# Athermic windows in new symbol



## burnzy (Oct 30, 2007)

Very interested in the new Symbol seen at the recent NEC show. My only concern is the single glazed but athermic windows. Anyone have a recent AS with these windows. Are they as good as AS claims? I don't fancy mopping condensation forever!


----------



## carol (May 9, 2005)

Well the only thing I think of with athermic windows, if you have a gps that needs to see sats, you may need an antenna.... 

Carol


----------



## Steamdrivenandy (Jun 18, 2007)

carol said:


> Well the only thing I think of with athermic windows, if you have a gps that needs to see sats, you may need an antenna....
> 
> Carol


Not sure if my Tranny's windscreen is athermic but it is heated and both are supposed to upset GPS machines. Nobody told my Tom Tom though because I've just checked and it's picking up 7 satellites when in the open air and 7 when inside the van.

However my Varifocal glasses stay clear when inside the van, even in the brightest sunlight.

As far as I am aware athermic glass obstructs the sun's rays on their way into the van and helps keep the temperature down. Whether this has any effect on condensation I don't know, but our single glazed Tranny rarely has any condensation on the side panes of glass, although without screens the windscreen has loads.

Andy


----------



## oldenstar (Nov 9, 2006)

Hi Andy
I think you mean your photocromic lenses-all windscreens now cut out the ultraviolet rays so that photocromic lenses do not go dark even in strong sunlight when driving.
I have used photocromics for years, and when driving buses in the midlands in the late 70's they used to go very dark and I had to be careful going into the old Bull Ring Bus Station which was underground.
Nowadays I use my Specsavers 'double' to get a tinted pair which I keep in the van.
Mine are also varifocals same as yours-thank God for science. :lol:


----------



## Steamdrivenandy (Jun 18, 2007)

oldenstar said:


> Hi Andy
> I think you mean your photocromic lenses-all windscreens now cut out the ultraviolet rays so that photocromic lenses do not go dark even in strong sunlight when driving.
> I have used photocromics for years, and when driving buses in the midlands in the late 70's they used to go very dark and I had to be careful going into the old Bull Ring Bus Station which was underground.
> Nowadays I use my Specsavers 'double' to get a tinted pair which I keep in the van.
> Mine are also varifocals same as yours-thank God for science. :lol:


Yeah you're right, Varifocals are the ones that have distance and near bits in the same lense. I was trying to remember the generic name for the self darkening ones. Nobody yet seems to have come up with a definition of what athermic windows do and why they're called athermic.


Andy


----------



## burnzy (Oct 30, 2007)

*Athermic windows in new Symbol*

Thanks Andy! 
Hopefully someone may be able to shed some light on Athermic windows. Interesting that condensation is rarely a problem on your single glazed windows with blinds. Do you use your MH all year? 
Hope I've done this reply right- it's a first and I am technologically challenged!!
Cheers
Margaret


----------



## Steamdrivenandy (Jun 18, 2007)

*Re: Athermic windows in new Symbol*



burnzy said:


> Thanks Andy!
> Hopefully someone may be able to shed some light on Athermic windows. Interesting that condensation is rarely a problem on your single glazed windows with blinds. Do you use your MH all year?

Listed records ▸
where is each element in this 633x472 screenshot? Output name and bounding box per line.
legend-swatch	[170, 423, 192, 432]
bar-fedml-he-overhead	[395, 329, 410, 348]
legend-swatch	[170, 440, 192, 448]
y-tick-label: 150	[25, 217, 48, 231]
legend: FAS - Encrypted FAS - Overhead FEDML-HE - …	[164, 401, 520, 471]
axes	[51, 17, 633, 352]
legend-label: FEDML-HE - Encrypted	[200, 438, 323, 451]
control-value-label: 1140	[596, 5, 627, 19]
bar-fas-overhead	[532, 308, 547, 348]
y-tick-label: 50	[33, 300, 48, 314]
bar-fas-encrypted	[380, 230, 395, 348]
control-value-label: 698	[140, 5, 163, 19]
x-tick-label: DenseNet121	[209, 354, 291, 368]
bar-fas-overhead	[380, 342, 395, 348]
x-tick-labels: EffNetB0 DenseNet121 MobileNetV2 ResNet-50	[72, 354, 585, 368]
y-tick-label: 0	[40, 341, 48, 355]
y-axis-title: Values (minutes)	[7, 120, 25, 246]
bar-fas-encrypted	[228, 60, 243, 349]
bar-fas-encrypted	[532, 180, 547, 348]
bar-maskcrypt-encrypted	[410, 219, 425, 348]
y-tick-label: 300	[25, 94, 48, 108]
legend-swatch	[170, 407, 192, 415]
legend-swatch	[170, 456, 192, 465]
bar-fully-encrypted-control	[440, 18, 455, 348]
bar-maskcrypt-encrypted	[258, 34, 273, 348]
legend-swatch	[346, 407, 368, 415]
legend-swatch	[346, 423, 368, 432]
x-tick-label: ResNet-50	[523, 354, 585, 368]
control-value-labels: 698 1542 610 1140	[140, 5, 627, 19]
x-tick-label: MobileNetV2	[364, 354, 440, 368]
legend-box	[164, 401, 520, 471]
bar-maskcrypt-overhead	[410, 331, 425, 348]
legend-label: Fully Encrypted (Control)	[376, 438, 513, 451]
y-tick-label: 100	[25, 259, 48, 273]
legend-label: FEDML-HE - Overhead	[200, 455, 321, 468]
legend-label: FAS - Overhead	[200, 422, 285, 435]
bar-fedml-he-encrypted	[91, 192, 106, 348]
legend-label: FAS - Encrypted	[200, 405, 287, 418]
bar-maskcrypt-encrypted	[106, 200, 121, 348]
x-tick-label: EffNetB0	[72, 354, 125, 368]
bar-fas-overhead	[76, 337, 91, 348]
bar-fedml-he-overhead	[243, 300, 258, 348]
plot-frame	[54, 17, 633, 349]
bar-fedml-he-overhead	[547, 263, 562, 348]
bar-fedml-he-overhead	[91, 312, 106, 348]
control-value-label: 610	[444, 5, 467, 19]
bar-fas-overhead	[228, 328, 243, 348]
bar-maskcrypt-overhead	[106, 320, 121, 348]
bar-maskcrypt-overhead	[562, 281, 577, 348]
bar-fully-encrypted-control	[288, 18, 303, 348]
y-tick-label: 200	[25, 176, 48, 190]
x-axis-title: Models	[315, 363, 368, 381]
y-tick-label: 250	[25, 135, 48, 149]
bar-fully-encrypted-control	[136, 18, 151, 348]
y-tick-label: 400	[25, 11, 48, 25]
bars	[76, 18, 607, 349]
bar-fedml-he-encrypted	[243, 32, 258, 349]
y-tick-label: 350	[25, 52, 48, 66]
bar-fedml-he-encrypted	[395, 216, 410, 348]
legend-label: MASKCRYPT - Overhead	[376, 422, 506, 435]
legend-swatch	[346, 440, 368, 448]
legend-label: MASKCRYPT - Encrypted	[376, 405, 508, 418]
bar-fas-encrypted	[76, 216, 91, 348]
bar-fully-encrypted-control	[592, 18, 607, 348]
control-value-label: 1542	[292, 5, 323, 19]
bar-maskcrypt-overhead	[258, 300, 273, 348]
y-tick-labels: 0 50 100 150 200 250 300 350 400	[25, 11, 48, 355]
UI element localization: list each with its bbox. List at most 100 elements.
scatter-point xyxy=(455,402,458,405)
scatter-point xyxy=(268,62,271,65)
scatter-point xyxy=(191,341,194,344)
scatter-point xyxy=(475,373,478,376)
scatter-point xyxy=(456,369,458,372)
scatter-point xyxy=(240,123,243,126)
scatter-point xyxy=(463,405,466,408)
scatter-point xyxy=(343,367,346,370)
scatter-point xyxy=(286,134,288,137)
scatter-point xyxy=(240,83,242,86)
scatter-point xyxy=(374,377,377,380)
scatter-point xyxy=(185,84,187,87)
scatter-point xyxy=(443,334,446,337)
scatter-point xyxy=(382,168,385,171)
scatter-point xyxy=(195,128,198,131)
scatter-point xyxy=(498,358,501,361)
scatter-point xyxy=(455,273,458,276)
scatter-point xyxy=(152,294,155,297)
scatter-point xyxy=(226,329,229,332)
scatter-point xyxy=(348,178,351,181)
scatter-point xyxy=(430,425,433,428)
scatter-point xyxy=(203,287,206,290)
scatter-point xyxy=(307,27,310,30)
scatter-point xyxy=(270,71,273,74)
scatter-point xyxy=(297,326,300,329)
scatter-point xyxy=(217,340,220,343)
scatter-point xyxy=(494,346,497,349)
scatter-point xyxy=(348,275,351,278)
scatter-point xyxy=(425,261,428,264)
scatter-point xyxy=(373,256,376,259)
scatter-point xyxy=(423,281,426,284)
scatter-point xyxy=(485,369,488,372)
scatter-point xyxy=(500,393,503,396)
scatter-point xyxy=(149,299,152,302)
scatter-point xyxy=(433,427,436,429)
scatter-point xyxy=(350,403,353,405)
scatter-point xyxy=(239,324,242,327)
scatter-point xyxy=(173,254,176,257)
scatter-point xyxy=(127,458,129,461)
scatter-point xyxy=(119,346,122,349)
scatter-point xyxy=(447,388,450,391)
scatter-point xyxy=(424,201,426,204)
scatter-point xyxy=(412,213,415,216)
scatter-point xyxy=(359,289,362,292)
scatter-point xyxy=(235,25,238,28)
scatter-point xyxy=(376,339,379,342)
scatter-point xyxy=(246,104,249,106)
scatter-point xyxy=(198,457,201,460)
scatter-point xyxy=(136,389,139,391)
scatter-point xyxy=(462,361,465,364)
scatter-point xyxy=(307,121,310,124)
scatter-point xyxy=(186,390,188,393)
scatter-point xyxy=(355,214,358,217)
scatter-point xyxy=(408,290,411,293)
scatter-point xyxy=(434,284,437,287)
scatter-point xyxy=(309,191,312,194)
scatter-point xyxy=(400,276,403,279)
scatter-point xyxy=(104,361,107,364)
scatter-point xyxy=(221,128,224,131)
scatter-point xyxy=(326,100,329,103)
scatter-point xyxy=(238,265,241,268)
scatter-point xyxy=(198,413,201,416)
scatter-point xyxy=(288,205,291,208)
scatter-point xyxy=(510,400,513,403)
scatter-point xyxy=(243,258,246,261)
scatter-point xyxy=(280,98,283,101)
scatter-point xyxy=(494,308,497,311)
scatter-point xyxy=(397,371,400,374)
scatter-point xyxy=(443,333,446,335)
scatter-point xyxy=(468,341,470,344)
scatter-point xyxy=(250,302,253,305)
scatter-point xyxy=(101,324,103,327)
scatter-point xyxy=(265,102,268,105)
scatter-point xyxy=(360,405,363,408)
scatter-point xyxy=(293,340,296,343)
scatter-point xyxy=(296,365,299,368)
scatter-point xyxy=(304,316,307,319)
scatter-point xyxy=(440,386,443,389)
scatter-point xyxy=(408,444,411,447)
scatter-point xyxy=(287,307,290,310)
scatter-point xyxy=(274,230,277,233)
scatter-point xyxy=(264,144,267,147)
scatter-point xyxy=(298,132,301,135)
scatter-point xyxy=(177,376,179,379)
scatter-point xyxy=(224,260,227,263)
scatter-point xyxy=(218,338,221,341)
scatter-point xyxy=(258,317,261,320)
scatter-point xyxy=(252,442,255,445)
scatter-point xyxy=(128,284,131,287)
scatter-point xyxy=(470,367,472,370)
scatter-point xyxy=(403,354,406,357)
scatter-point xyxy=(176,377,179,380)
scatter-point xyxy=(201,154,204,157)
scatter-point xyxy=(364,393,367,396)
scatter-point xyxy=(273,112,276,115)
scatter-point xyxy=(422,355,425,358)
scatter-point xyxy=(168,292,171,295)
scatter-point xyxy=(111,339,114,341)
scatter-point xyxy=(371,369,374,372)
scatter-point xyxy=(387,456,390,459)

What this exercise asks ▸
1. In two sentences, what does the forum thread on athermic windows say?
2. Can you resume the forum thread on athermic windows from where it stops?

Answers below ▸
1. A prospective buyer of the new Symbol asks whether its single-glazed athermic windows are as good as claimed, worried about constant condensation. Replies suggest a GPS might need an antenna behind such glass, though Andy's Tom Tom picks up 7 satellites inside his van; Andy adds that athermic glass is thought to block the sun's rays and keep the van cooler, that his single-glazed side windows rarely get condensation, and that nobody has yet explained what athermic windows do or why they have that name.

2.
> Hope I've done this reply right- it's a first and I am technologically challenged!!
> Cheers
> Margaret


Hi Margaret it got through OK 8)

Our silver screens only just arrived today, so we haven't used them yet but we have had some really drenched interior windscreen surfaces in early Spring and Autumn and they've taken ages to clear, so we thought it about time we invested in them.

As I say it's really odd that the single glazed side windows don't seem to have a problem when just a few feet away the windscreen is badly affected. The side windows are tinted glass and are standard Ford fit, so maybe they are athermic and if so they seem to work. Having said that Horizons go to the trouble of fitting double glazed caravan type side windows to their other range (the Cavarno), which is almost identical to our Innovation, apart from the windows and the rear layout.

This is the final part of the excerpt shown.